** BEGIN Dataset **

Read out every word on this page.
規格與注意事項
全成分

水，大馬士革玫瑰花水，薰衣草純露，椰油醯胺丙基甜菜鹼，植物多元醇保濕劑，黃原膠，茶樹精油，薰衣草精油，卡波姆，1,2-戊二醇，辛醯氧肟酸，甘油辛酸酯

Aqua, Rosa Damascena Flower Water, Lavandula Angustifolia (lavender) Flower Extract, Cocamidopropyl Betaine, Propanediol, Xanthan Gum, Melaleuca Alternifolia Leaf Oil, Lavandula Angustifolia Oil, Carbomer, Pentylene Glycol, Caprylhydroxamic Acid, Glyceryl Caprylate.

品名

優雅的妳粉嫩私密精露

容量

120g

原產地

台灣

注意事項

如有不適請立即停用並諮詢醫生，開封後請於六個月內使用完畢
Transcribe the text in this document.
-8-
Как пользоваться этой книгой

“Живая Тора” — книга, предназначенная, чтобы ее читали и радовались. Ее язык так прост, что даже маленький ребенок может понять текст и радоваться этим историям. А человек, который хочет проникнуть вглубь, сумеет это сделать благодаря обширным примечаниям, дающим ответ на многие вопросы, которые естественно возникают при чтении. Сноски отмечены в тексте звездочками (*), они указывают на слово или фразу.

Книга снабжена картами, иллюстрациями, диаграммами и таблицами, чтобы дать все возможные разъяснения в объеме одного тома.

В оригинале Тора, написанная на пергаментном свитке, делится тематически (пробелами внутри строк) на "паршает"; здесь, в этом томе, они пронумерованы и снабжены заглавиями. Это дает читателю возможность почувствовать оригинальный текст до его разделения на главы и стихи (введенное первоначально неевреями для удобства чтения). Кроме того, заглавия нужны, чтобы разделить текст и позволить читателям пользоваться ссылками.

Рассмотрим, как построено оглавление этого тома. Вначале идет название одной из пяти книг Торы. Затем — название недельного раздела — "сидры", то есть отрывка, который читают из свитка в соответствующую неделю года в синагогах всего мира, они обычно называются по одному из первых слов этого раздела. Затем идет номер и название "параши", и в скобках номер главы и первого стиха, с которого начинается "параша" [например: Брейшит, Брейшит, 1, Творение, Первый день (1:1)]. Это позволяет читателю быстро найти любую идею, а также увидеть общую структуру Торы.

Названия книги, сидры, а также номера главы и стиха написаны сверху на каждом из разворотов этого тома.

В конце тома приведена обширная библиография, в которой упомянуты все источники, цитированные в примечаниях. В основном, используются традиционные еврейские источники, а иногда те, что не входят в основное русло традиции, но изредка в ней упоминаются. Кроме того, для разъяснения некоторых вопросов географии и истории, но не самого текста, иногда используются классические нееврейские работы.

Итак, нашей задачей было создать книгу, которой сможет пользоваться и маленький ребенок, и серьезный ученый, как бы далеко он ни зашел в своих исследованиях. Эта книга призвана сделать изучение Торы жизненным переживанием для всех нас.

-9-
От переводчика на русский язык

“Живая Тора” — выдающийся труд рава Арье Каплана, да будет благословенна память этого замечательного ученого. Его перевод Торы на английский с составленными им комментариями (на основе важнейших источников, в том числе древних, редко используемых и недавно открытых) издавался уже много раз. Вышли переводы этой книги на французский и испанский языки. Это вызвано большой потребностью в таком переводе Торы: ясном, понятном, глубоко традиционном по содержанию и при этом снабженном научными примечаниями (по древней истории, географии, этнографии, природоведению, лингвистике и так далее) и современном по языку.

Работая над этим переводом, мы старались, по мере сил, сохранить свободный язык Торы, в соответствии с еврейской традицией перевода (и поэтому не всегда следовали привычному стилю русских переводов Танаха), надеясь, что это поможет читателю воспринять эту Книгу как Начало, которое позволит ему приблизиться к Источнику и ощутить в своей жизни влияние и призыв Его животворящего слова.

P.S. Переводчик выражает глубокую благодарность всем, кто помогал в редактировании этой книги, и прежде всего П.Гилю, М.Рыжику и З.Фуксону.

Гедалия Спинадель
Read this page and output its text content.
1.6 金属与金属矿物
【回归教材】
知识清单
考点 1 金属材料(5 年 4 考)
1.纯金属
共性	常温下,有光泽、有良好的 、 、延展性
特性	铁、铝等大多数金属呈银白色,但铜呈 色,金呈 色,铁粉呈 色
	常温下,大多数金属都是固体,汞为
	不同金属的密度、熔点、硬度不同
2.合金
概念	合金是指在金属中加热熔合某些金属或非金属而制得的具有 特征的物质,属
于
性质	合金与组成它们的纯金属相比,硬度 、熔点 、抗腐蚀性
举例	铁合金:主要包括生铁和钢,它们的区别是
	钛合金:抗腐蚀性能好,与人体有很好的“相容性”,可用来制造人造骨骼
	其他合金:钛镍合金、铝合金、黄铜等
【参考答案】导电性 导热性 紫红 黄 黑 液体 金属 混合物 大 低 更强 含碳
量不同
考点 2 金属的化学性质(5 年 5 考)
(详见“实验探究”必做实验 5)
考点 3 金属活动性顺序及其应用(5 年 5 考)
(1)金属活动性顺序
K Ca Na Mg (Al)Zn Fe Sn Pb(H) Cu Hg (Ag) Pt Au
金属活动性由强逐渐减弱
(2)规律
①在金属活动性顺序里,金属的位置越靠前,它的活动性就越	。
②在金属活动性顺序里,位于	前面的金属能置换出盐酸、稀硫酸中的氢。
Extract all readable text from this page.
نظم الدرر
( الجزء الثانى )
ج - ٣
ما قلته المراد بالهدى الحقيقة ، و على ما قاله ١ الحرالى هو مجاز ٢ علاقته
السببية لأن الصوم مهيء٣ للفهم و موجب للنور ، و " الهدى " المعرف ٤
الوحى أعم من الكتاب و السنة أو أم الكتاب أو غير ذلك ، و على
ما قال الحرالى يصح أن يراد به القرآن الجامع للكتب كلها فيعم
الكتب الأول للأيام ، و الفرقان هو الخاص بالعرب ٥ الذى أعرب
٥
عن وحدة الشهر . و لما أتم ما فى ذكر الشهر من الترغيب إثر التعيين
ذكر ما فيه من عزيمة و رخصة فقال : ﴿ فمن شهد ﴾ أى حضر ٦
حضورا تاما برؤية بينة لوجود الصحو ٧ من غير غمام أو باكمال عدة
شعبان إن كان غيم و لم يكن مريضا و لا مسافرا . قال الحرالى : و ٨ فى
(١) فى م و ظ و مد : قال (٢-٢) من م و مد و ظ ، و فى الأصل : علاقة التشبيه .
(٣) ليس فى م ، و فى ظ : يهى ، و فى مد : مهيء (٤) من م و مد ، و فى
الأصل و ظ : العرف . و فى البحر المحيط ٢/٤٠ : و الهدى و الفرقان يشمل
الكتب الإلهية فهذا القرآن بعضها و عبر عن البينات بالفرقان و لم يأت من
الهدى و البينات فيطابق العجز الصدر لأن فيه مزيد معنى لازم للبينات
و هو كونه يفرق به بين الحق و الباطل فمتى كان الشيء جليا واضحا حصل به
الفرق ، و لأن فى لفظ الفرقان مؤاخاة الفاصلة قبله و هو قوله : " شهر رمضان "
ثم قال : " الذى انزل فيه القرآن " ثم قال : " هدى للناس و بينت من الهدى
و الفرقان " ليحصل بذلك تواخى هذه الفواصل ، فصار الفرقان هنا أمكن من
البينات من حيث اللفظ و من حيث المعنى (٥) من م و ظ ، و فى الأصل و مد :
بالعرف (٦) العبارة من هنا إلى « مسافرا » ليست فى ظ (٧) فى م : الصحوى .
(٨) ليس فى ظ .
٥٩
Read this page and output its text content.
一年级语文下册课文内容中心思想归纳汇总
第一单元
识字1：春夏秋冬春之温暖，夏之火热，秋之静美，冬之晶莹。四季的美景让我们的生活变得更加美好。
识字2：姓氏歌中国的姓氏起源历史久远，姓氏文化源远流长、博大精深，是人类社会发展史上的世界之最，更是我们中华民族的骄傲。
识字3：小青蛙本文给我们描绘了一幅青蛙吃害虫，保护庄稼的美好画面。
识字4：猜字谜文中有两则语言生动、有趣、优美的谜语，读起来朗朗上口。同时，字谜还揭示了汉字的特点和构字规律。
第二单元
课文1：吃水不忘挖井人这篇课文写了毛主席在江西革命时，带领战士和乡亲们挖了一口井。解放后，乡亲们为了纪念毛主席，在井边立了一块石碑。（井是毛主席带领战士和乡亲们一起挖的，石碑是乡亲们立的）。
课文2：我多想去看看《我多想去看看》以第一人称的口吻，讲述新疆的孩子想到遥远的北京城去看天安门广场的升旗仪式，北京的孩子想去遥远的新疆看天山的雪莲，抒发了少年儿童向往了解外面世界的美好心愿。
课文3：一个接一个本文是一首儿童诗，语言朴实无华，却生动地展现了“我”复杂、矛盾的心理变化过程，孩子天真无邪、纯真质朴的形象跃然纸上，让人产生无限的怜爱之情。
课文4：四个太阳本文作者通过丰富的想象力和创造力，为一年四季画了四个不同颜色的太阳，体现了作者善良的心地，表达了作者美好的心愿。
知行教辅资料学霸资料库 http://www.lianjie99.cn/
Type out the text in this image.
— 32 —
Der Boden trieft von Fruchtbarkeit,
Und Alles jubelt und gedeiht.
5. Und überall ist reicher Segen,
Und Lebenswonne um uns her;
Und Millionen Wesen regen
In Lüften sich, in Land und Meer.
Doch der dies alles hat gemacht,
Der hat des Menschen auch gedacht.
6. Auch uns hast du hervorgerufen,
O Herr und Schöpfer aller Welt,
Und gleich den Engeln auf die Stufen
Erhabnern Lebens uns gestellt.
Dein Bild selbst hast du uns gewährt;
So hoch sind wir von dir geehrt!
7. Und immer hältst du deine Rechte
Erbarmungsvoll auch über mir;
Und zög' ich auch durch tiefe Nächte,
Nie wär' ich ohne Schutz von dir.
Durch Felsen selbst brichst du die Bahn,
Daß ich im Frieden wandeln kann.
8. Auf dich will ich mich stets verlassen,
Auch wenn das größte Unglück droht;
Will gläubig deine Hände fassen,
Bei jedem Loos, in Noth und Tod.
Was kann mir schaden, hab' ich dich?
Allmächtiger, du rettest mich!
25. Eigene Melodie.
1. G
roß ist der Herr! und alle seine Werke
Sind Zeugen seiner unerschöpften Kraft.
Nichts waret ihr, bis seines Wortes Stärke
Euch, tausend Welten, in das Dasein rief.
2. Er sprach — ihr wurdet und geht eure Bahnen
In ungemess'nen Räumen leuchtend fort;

** END Dataset **

Problem
Return solely the number of lines in the data that include the word "page".

The solution
4